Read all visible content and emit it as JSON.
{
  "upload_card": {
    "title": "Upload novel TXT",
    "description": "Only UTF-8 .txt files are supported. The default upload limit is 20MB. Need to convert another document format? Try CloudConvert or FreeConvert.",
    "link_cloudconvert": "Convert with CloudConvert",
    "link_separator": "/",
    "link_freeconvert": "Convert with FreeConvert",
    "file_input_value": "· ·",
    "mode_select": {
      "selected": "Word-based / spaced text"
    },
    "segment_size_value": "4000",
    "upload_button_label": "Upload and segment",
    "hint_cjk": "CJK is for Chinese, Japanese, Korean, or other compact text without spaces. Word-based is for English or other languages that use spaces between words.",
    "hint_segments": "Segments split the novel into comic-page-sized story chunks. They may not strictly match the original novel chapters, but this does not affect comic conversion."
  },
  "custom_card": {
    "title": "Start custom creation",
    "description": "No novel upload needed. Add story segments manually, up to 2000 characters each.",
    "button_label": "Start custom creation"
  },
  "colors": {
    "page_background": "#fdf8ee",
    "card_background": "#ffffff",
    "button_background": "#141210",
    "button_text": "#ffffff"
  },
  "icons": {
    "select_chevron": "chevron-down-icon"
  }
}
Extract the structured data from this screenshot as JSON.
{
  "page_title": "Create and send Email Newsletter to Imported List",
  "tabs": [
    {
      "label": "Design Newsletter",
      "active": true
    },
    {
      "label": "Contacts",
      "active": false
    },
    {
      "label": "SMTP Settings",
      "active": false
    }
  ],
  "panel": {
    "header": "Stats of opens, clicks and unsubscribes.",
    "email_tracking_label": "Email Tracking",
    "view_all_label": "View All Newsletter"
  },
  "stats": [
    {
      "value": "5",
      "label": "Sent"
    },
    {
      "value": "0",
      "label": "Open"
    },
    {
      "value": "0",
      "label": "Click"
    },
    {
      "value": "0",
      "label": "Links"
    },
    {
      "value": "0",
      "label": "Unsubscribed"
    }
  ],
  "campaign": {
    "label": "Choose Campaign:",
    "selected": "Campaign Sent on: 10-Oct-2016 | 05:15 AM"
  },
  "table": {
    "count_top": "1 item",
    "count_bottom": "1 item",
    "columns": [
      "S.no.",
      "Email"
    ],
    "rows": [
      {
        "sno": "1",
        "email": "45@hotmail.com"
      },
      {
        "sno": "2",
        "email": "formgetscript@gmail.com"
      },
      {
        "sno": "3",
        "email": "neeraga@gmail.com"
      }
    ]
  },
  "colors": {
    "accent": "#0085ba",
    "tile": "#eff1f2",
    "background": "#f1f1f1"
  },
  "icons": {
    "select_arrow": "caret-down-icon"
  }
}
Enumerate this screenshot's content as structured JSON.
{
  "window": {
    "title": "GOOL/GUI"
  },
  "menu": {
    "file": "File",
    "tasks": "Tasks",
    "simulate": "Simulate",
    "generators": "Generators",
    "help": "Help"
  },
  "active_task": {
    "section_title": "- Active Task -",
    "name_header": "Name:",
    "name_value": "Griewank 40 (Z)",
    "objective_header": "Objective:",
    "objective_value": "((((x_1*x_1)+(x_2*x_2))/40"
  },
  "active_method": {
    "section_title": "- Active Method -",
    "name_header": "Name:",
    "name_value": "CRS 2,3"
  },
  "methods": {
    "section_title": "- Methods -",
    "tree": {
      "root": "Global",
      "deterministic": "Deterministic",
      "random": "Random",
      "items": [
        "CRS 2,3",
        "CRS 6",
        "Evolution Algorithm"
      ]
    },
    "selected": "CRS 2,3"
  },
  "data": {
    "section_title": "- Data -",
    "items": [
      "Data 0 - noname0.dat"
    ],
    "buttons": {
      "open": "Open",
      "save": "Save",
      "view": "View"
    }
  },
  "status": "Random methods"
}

• Objective:
Copy out each line exactly.

• The answer:
Read all visible content and emit it as JSON.
{
  "upload_card": {
    "title": "Upload novel TXT",
    "description": "Only UTF-8 .txt files are supported. The default upload limit is 20MB. Need to convert another document format? Try CloudConvert or FreeConvert.",
    "link_cloudconvert": "Convert with CloudConvert",
    "link_separator": "/",
    "link_freeconvert": "Convert with FreeConvert",
    "file_input_value": "· ·",
    "mode_select": {
      "selected": "Word-based / spaced text"
    },
    "segment_size_value": "4000",
    "upload_button_label": "Upload and segment",
    "hint_cjk": "CJK is for Chinese, Japanese, Korean, or other compact text without spaces. Word-based is for English or other languages that use spaces between words.",
    "hint_segments": "Segments split the novel into comic-page-sized story chunks. They may not strictly match the original novel chapters, but this does not affect comic conversion."
  },
  "custom_card": {
    "title": "Start custom creation",
    "description": "No novel upload needed. Add story segments manually, up to 2000 characters each.",
    "button_label": "Start custom creation"
  },
  "colors": {
    "page_background": "#fdf8ee",
    "card_background": "#ffffff",
    "button_background": "#141210",
    "button_text": "#ffffff"
  },
  "icons": {
    "select_chevron": "chevron-down-icon"
  }
}
Extract the structured data from this screenshot as JSON.
{
  "page_title": "Create and send Email Newsletter to Imported List",
  "tabs": [
    {
      "label": "Design Newsletter",
      "active": true
    },
    {
      "label": "Contacts",
      "active": false
    },
    {
      "label": "SMTP Settings",
      "active": false
    }
  ],
  "panel": {
    "header": "Stats of opens, clicks and unsubscribes.",
    "email_tracking_label": "Email Tracking",
    "view_all_label": "View All Newsletter"
  },
  "stats": [
    {
      "value": "5",
      "label": "Sent"
    },
    {
      "value": "0",
      "label": "Open"
    },
    {
      "value": "0",
      "label": "Click"
    },
    {
      "value": "0",
      "label": "Links"
    },
    {
      "value": "0",
      "label": "Unsubscribed"
    }
  ],
  "campaign": {
    "label": "Choose Campaign:",
    "selected": "Campaign Sent on: 10-Oct-2016 | 05:15 AM"
  },
  "table": {
    "count_top": "1 item",
    "count_bottom": "1 item",
    "columns": [
      "S.no.",
      "Email"
    ],
    "rows": [
      {
        "sno": "1",
        "email": "45@hotmail.com"
      },
      {
        "sno": "2",
        "email": "formgetscript@gmail.com"
      },
      {
        "sno": "3",
        "email": "neeraga@gmail.com"
      }
    ]
  },
  "colors": {
    "accent": "#0085ba",
    "tile": "#eff1f2",
    "background": "#f1f1f1"
  },
  "icons": {
    "select_arrow": "caret-down-icon"
  }
}
Enumerate this screenshot's content as structured JSON.
{
  "window": {
    "title": "GOOL/GUI"
  },
  "menu": {
    "file": "File",
    "tasks": "Tasks",
    "simulate": "Simulate",
    "generators": "Generators",
    "help": "Help"
  },
  "active_task": {
    "section_title": "- Active Task -",
    "name_header": "Name:",
    "name_value": "Griewank 40 (Z)",
    "objective_header": "Objective:",
    "objective_value": "((((x_1*x_1)+(x_2*x_2))/40"
  },
  "active_method": {
    "section_title": "- Active Method -",
    "name_header": "Name:",
    "name_value": "CRS 2,3"
  },
  "methods": {
    "section_title": "- Methods -",
    "tree": {
      "root": "Global",
      "deterministic": "Deterministic",
      "random": "Random",
      "items": [
        "CRS 2,3",
        "CRS 6",
        "Evolution Algorithm"
      ]
    },
    "selected": "CRS 2,3"
  },
  "data": {
    "section_title": "- Data -",
    "items": [
      "Data 0 - noname0.dat"
    ],
    "buttons": {
      "open": "Open",
      "save": "Save",
      "view": "View"
    }
  },
  "status": "Random methods"
}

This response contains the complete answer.